__WHAT THIS TASK INVOLVES__.
Scan the listing below and copy every line holding "color".

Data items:
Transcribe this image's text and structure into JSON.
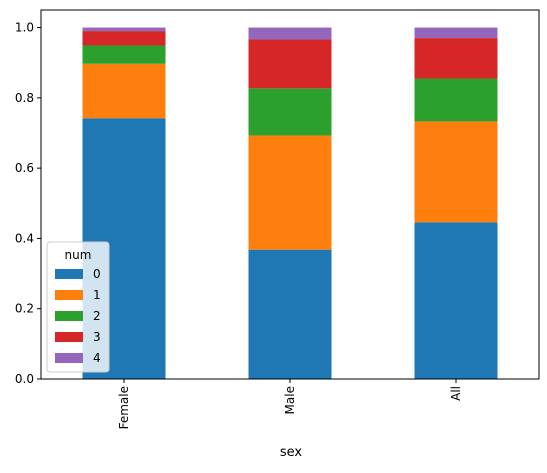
{
  "chart_data": {
    "type": "bar",
    "stacked": true,
    "categories": [
      "Female",
      "Male",
      "All"
    ],
    "xlabel": "sex",
    "ylabel": "",
    "ylim": [
      0,
      1.05
    ],
    "yticks": [
      "0.0",
      "0.2",
      "0.4",
      "0.6",
      "0.8",
      "1.0"
    ],
    "grid": false,
    "legend": {
      "title": "num",
      "placement": "lower-left"
    },
    "series": [
      {
        "name": "0",
        "color": "#1f77b4",
        "values": [
          0.742,
          0.368,
          0.446
        ]
      },
      {
        "name": "1",
        "color": "#ff7f0e",
        "values": [
          0.155,
          0.325,
          0.287
        ]
      },
      {
        "name": "2",
        "color": "#2ca02c",
        "values": [
          0.052,
          0.134,
          0.122
        ]
      },
      {
        "name": "3",
        "color": "#d62728",
        "values": [
          0.041,
          0.139,
          0.115
        ]
      },
      {
        "name": "4",
        "color": "#9467bd",
        "values": [
          0.01,
          0.034,
          0.03
        ]
      }
    ]
  }
}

__COMPLETED EXERCISE__.
        "color": "#1f77b4",
        "color": "#ff7f0e",
        "color": "#2ca02c",
        "color": "#d62728",
        "color": "#9467bd",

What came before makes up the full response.